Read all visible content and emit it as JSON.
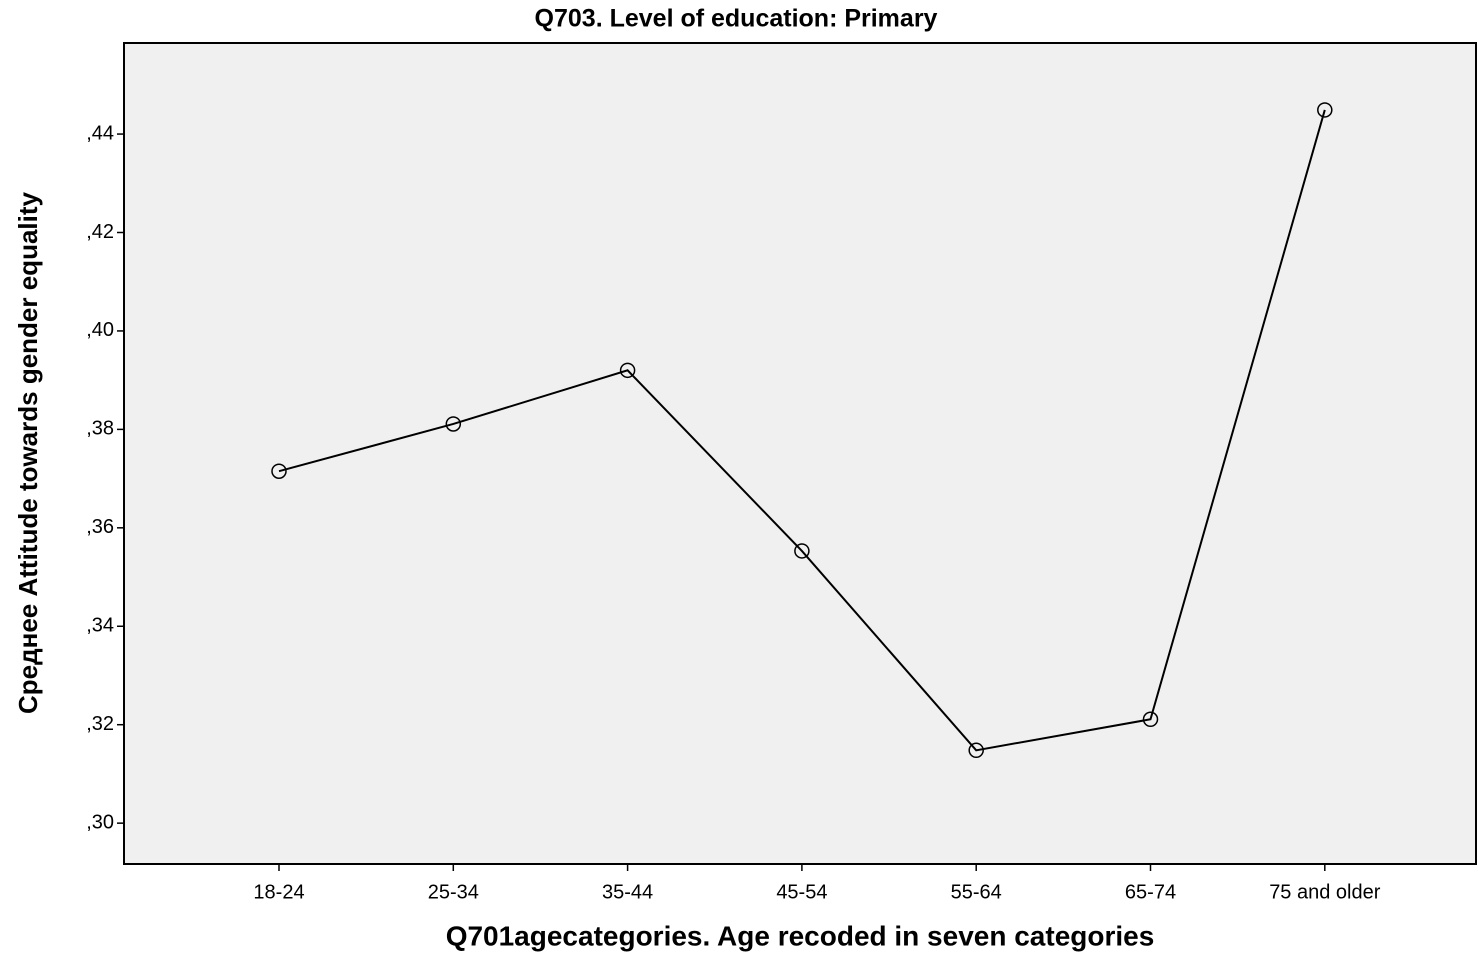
{
  "chart_data": {
    "type": "line",
    "title": "Q703. Level of education: Primary",
    "x_label": "Q701agecategories. Age recoded in seven categories",
    "y_label": "Среднее Attitude towards gender equality",
    "categories": [
      "18-24",
      "25-34",
      "35-44",
      "45-54",
      "55-64",
      "65-74",
      "75 and older"
    ],
    "series": [
      {
        "name": "Среднее Attitude towards gender equality",
        "color": "#000000",
        "values": [
          0.3715,
          0.3811,
          0.392,
          0.3553,
          0.3148,
          0.3211,
          0.4449
        ]
      }
    ],
    "ylim": [
      0.2917,
      0.4585
    ],
    "yticks": [
      {
        "value": 0.3,
        "label": ",30"
      },
      {
        "value": 0.32,
        "label": ",32"
      },
      {
        "value": 0.34,
        "label": ",34"
      },
      {
        "value": 0.36,
        "label": ",36"
      },
      {
        "value": 0.38,
        "label": ",38"
      },
      {
        "value": 0.4,
        "label": ",40"
      },
      {
        "value": 0.42,
        "label": ",42"
      },
      {
        "value": 0.44,
        "label": ",44"
      }
    ],
    "grid": false
  }
}
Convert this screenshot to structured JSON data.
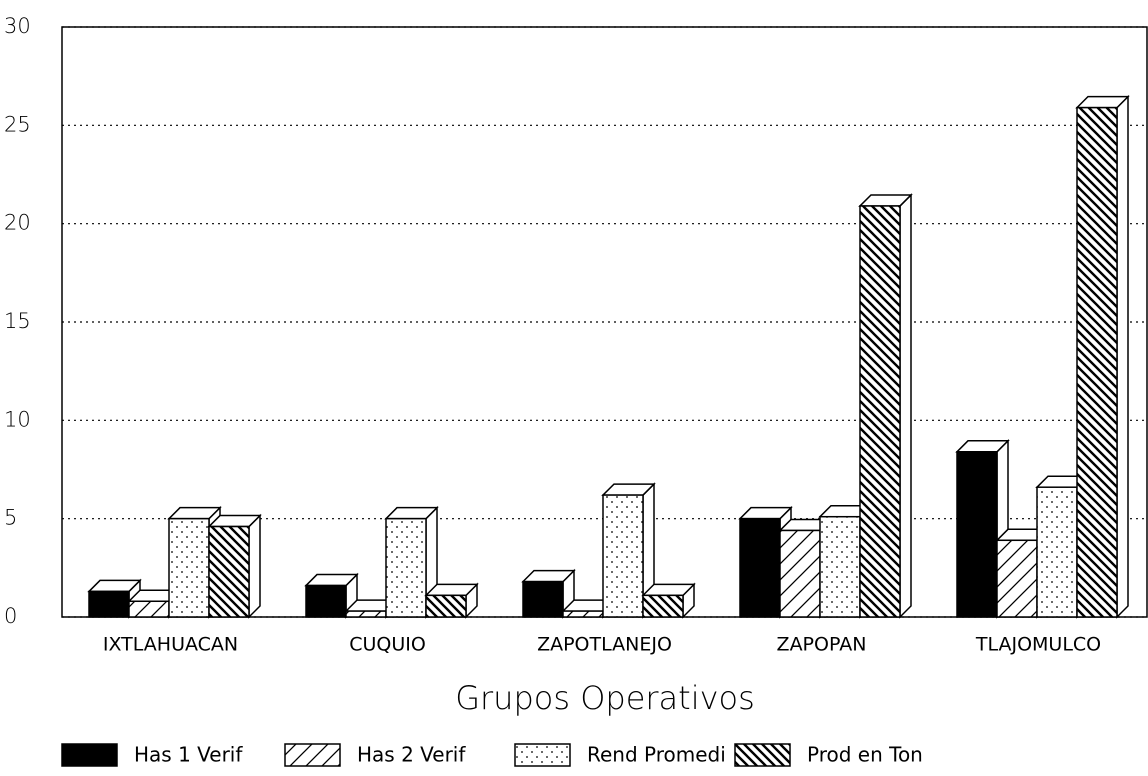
{
  "chart_data": {
    "type": "bar3d",
    "x_label": "Grupos Operativos",
    "categories": [
      "IXTLAHUACAN",
      "CUQUIO",
      "ZAPOTLANEJO",
      "ZAPOPAN",
      "TLAJOMULCO"
    ],
    "series": [
      {
        "name": "Has 1 Verif",
        "color": "#000000",
        "pattern": "solid",
        "values": [
          1.3,
          1.6,
          1.8,
          5.0,
          8.4
        ]
      },
      {
        "name": "Has 2 Verif",
        "color": "#000000",
        "pattern": "hatch",
        "values": [
          0.8,
          0.3,
          0.3,
          4.4,
          3.9
        ]
      },
      {
        "name": "Rend Promedi",
        "color": "#000000",
        "pattern": "dots",
        "values": [
          5.0,
          5.0,
          6.2,
          5.1,
          6.6
        ]
      },
      {
        "name": "Prod en Ton",
        "color": "#000000",
        "pattern": "dense-hatch",
        "values": [
          4.6,
          1.1,
          1.1,
          20.9,
          25.9
        ]
      }
    ],
    "ylim": [
      0,
      30
    ],
    "yticks": [
      0,
      5,
      10,
      15,
      20,
      25,
      30
    ],
    "grid": true,
    "legend": "bottom"
  }
}
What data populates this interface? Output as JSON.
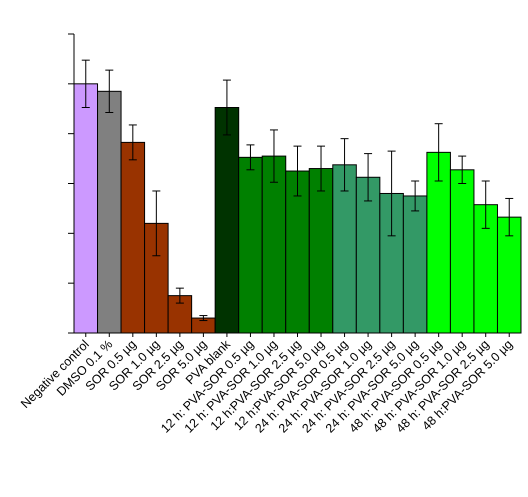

****************************************

→ TO BE DONE:
Show every line of the listing in which the string "Attitude" can be found.

→ RESULT FOR THIS EXERCISE:
    "y_label": "Среднее Attitude towards gender equality",
        "name": "Среднее Attitude towards gender equality",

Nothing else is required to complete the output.